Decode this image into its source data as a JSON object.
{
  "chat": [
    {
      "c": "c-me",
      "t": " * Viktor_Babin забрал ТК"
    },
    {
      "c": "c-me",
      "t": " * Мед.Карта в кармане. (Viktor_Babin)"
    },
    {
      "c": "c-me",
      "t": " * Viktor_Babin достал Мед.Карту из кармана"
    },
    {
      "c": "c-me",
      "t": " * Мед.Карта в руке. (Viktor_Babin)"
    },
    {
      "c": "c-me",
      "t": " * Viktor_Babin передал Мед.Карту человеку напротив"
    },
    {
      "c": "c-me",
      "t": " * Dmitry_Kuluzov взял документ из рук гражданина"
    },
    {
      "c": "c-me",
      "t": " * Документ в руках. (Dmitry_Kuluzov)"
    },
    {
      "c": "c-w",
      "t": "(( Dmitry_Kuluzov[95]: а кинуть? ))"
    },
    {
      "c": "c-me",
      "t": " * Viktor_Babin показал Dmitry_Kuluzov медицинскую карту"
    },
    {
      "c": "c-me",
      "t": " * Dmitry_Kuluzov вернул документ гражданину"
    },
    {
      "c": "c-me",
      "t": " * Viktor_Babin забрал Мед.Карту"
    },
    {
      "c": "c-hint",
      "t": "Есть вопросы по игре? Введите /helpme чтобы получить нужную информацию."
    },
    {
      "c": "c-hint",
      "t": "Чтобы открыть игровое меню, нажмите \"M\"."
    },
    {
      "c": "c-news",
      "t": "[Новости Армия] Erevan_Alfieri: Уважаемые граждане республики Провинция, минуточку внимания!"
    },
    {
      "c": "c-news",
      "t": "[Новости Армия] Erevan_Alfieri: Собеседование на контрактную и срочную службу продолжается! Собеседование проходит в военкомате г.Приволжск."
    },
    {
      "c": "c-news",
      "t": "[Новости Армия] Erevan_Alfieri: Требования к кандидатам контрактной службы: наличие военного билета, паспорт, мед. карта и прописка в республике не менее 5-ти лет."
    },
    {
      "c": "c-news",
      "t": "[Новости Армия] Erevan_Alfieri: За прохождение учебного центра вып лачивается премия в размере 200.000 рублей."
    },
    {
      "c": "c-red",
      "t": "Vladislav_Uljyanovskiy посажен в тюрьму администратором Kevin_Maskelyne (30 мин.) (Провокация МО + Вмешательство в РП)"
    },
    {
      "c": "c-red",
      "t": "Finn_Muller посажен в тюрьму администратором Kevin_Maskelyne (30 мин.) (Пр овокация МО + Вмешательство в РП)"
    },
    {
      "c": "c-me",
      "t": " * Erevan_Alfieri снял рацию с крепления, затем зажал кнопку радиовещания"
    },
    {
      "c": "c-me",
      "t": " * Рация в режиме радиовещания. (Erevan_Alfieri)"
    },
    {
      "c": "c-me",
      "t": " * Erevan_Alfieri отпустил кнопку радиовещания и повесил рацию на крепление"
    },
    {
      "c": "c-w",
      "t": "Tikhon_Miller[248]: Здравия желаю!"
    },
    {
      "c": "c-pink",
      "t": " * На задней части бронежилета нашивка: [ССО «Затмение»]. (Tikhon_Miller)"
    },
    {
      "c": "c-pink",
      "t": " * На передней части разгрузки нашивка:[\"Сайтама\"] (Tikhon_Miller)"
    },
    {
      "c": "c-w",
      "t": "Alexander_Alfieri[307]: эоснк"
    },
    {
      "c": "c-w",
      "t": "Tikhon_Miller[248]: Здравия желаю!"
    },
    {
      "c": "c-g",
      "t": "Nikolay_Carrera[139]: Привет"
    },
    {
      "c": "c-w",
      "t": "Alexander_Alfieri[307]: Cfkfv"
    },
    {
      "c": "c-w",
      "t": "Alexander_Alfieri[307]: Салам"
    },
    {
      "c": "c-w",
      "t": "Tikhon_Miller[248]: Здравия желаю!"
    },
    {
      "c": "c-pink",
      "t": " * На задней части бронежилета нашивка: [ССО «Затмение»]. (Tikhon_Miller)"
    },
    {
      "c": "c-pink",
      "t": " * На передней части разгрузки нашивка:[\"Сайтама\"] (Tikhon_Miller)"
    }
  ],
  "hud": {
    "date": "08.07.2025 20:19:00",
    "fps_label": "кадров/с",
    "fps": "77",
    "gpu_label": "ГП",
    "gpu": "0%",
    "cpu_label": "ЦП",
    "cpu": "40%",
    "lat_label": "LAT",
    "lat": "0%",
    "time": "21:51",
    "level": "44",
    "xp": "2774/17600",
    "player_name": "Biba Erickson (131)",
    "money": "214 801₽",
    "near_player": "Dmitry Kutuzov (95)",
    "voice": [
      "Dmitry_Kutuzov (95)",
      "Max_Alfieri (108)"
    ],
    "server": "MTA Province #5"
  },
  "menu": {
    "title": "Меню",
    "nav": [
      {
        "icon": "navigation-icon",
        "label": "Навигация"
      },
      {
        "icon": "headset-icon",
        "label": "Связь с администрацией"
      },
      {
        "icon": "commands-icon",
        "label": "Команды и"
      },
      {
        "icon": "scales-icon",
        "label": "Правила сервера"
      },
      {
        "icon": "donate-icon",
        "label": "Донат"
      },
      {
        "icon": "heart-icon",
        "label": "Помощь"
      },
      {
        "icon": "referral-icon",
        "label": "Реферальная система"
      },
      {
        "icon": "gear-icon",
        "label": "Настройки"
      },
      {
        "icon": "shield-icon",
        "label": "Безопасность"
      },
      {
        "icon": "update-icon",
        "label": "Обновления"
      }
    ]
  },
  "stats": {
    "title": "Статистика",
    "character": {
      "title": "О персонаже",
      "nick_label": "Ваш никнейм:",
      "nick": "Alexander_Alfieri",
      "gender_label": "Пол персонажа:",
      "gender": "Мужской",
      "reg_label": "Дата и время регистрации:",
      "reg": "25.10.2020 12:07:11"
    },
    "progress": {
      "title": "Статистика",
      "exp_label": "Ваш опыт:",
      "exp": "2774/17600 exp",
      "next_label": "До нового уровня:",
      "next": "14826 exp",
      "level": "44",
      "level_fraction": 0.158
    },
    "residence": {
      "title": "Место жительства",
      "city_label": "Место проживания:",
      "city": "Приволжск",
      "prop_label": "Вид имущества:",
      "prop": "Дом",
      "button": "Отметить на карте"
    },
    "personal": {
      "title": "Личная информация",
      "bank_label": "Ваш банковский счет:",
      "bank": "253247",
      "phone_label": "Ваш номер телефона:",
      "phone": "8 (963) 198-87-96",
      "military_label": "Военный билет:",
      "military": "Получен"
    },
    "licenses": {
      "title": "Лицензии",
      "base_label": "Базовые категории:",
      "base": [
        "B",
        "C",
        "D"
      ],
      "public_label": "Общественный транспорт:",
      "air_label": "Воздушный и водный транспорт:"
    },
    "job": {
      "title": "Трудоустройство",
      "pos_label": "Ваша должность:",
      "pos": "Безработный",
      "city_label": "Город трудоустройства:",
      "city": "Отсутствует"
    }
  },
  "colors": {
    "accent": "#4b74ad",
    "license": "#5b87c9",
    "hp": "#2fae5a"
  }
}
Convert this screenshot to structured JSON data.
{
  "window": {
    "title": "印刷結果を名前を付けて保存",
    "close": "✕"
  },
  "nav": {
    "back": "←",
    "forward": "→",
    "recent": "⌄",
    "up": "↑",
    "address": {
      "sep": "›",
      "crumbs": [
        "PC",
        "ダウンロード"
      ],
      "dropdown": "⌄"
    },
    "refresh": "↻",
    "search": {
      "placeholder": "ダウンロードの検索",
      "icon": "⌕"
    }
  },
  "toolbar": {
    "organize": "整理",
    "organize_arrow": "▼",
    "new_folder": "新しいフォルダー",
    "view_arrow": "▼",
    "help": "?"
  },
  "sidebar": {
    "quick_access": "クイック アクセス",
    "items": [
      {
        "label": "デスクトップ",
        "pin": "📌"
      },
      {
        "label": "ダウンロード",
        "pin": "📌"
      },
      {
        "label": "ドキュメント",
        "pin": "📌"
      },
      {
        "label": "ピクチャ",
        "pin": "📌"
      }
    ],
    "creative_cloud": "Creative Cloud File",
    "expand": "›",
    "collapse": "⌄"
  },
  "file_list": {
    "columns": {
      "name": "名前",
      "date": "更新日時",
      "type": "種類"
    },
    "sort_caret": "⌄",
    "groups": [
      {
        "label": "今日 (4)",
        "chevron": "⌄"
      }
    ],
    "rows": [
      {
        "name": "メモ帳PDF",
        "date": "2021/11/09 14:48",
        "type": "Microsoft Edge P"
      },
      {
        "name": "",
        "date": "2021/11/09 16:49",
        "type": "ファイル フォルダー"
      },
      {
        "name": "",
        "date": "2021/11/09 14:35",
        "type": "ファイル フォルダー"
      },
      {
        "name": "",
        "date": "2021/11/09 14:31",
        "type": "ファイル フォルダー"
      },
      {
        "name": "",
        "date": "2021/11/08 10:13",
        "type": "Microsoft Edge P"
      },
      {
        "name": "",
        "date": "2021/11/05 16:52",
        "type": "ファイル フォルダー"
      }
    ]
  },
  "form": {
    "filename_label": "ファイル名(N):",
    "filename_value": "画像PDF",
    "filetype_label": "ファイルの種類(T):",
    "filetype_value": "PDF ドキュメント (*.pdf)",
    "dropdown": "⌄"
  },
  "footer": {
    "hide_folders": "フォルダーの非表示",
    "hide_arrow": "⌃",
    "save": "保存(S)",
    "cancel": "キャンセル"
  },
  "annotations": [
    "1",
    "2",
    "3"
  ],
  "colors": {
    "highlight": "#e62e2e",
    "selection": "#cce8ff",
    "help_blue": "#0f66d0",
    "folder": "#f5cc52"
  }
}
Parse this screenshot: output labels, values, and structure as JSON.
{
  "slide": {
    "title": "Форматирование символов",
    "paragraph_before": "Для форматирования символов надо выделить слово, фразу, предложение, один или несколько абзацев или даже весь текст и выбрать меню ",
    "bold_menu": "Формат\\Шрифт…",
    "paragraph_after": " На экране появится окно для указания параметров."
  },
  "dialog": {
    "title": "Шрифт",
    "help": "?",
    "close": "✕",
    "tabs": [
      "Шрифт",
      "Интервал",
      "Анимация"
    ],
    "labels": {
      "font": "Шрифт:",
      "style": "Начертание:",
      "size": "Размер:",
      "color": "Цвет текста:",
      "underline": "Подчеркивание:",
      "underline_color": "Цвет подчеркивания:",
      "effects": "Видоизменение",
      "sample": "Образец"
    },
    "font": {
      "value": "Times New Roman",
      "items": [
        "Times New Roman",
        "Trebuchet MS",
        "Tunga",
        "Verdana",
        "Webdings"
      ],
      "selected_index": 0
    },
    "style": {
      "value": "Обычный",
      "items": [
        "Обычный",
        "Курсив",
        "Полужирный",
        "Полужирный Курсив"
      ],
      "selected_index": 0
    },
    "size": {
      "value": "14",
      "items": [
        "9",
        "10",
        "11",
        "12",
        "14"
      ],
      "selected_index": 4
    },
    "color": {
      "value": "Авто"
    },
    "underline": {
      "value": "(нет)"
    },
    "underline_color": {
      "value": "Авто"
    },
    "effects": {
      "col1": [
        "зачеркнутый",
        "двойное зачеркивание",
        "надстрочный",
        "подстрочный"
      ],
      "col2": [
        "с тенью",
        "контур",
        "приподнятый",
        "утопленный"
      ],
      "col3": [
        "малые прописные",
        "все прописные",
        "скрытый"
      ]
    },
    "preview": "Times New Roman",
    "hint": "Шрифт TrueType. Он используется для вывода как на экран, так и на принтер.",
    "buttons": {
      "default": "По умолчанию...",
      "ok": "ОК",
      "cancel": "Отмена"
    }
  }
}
# # #
Pull out all lines from the listing that contain the string "title".

    "title": "Меню",
    "title": "Статистика",
      "title": "О персонаже",
      "title": "Статистика",
      "title": "Место жительства",
      "title": "Личная информация",
      "title": "Лицензии",
      "title": "Трудоустройство",
    "title": "印刷結果を名前を付けて保存",
    "title": "Форматирование символов",
    "title": "Шрифт",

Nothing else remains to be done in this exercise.